Your task is to repeat the entries underneath exactly, minus the pictures.

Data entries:
· · · · ·
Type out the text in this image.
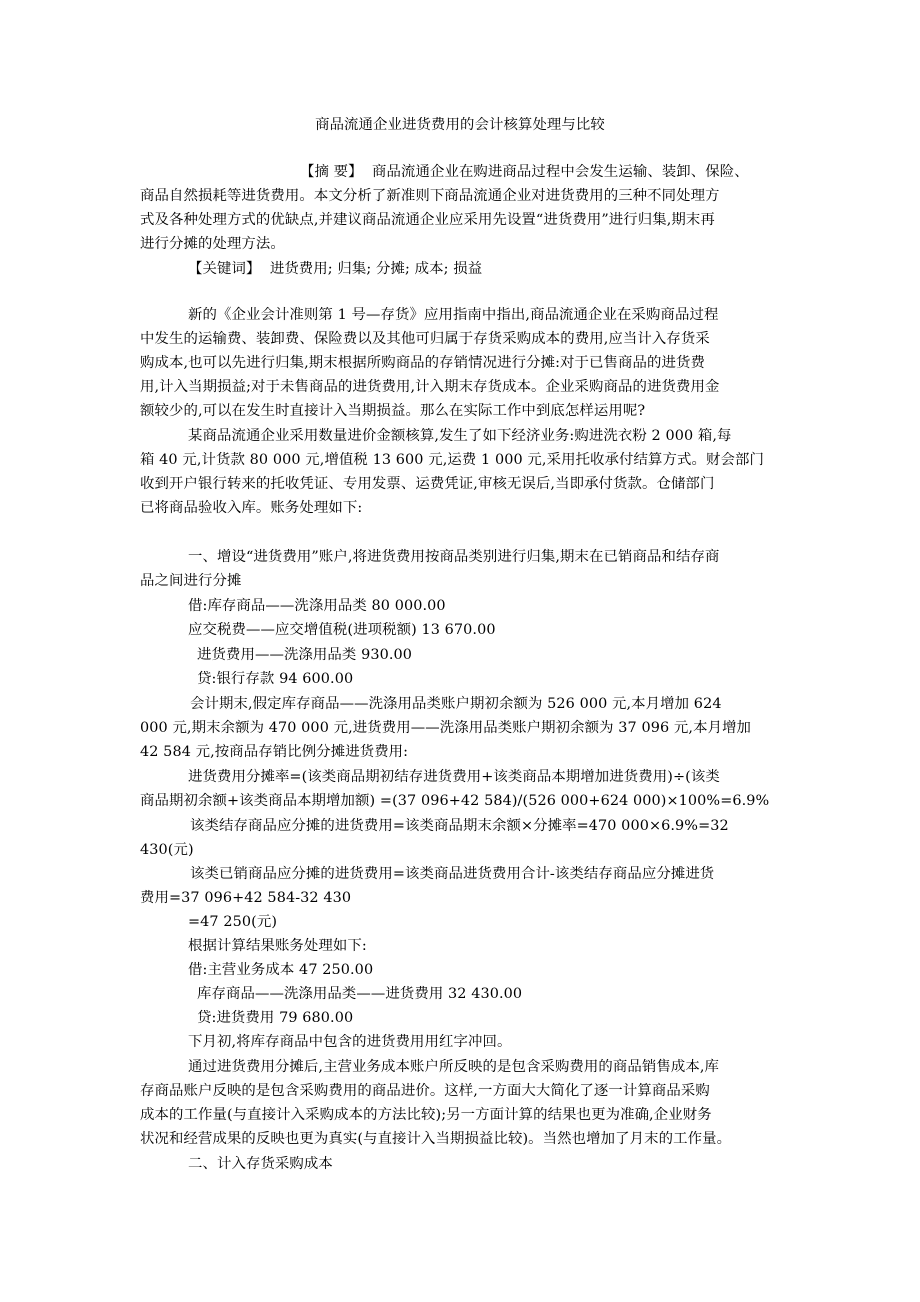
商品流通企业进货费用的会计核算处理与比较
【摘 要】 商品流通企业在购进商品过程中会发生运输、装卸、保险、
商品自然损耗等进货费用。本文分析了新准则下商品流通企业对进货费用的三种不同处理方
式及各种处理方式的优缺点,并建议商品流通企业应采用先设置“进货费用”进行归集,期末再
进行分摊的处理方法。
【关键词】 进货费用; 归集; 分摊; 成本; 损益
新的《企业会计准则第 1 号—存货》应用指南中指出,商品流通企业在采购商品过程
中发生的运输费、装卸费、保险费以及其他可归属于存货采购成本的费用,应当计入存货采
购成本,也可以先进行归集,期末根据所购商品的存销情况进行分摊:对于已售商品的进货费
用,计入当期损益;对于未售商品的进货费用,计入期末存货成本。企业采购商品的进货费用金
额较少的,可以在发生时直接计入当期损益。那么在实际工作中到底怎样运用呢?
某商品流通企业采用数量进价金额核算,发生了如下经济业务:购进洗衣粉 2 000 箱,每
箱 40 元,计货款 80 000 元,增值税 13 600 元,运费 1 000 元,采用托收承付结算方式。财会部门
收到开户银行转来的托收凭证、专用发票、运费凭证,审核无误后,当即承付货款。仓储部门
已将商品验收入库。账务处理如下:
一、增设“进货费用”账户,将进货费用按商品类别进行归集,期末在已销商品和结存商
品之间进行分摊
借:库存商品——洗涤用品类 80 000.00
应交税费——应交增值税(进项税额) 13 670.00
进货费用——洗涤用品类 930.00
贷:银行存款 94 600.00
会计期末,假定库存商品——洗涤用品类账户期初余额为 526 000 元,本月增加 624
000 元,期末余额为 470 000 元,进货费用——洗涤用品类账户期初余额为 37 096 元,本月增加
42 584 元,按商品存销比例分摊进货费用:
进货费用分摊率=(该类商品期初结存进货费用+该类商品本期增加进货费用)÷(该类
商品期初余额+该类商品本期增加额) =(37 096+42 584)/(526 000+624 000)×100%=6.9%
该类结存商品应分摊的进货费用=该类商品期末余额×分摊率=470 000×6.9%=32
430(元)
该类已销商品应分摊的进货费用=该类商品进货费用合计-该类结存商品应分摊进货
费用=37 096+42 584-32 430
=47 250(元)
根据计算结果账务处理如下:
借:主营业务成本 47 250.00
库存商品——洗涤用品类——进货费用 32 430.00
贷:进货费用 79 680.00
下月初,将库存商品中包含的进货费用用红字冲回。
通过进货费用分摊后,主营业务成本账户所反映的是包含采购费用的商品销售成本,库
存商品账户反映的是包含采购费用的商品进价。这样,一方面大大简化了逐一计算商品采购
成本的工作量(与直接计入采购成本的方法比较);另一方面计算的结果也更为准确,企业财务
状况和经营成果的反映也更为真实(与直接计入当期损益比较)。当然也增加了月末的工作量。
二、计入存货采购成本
· · · · ·
§ **Task answer**:
Type out the text in this image.
商品流通企业进货费用的会计核算处理与比较
【摘 要】 商品流通企业在购进商品过程中会发生运输、装卸、保险、
商品自然损耗等进货费用。本文分析了新准则下商品流通企业对进货费用的三种不同处理方
式及各种处理方式的优缺点,并建议商品流通企业应采用先设置“进货费用”进行归集,期末再
进行分摊的处理方法。
【关键词】 进货费用; 归集; 分摊; 成本; 损益
新的《企业会计准则第 1 号—存货》应用指南中指出,商品流通企业在采购商品过程
中发生的运输费、装卸费、保险费以及其他可归属于存货采购成本的费用,应当计入存货采
购成本,也可以先进行归集,期末根据所购商品的存销情况进行分摊:对于已售商品的进货费
用,计入当期损益;对于未售商品的进货费用,计入期末存货成本。企业采购商品的进货费用金
额较少的,可以在发生时直接计入当期损益。那么在实际工作中到底怎样运用呢?
某商品流通企业采用数量进价金额核算,发生了如下经济业务:购进洗衣粉 2 000 箱,每
箱 40 元,计货款 80 000 元,增值税 13 600 元,运费 1 000 元,采用托收承付结算方式。财会部门
收到开户银行转来的托收凭证、专用发票、运费凭证,审核无误后,当即承付货款。仓储部门
已将商品验收入库。账务处理如下:
一、增设“进货费用”账户,将进货费用按商品类别进行归集,期末在已销商品和结存商
品之间进行分摊
借:库存商品——洗涤用品类 80 000.00
应交税费——应交增值税(进项税额) 13 670.00
进货费用——洗涤用品类 930.00
贷:银行存款 94 600.00
会计期末,假定库存商品——洗涤用品类账户期初余额为 526 000 元,本月增加 624
000 元,期末余额为 470 000 元,进货费用——洗涤用品类账户期初余额为 37 096 元,本月增加
42 584 元,按商品存销比例分摊进货费用:
进货费用分摊率=(该类商品期初结存进货费用+该类商品本期增加进货费用)÷(该类
商品期初余额+该类商品本期增加额) =(37 096+42 584)/(526 000+624 000)×100%=6.9%
该类结存商品应分摊的进货费用=该类商品期末余额×分摊率=470 000×6.9%=32
430(元)
该类已销商品应分摊的进货费用=该类商品进货费用合计-该类结存商品应分摊进货
费用=37 096+42 584-32 430
=47 250(元)
根据计算结果账务处理如下:
借:主营业务成本 47 250.00
库存商品——洗涤用品类——进货费用 32 430.00
贷:进货费用 79 680.00
下月初,将库存商品中包含的进货费用用红字冲回。
通过进货费用分摊后,主营业务成本账户所反映的是包含采购费用的商品销售成本,库
存商品账户反映的是包含采购费用的商品进价。这样,一方面大大简化了逐一计算商品采购
成本的工作量(与直接计入采购成本的方法比较);另一方面计算的结果也更为准确,企业财务
状况和经营成果的反映也更为真实(与直接计入当期损益比较)。当然也增加了月末的工作量。
二、计入存货采购成本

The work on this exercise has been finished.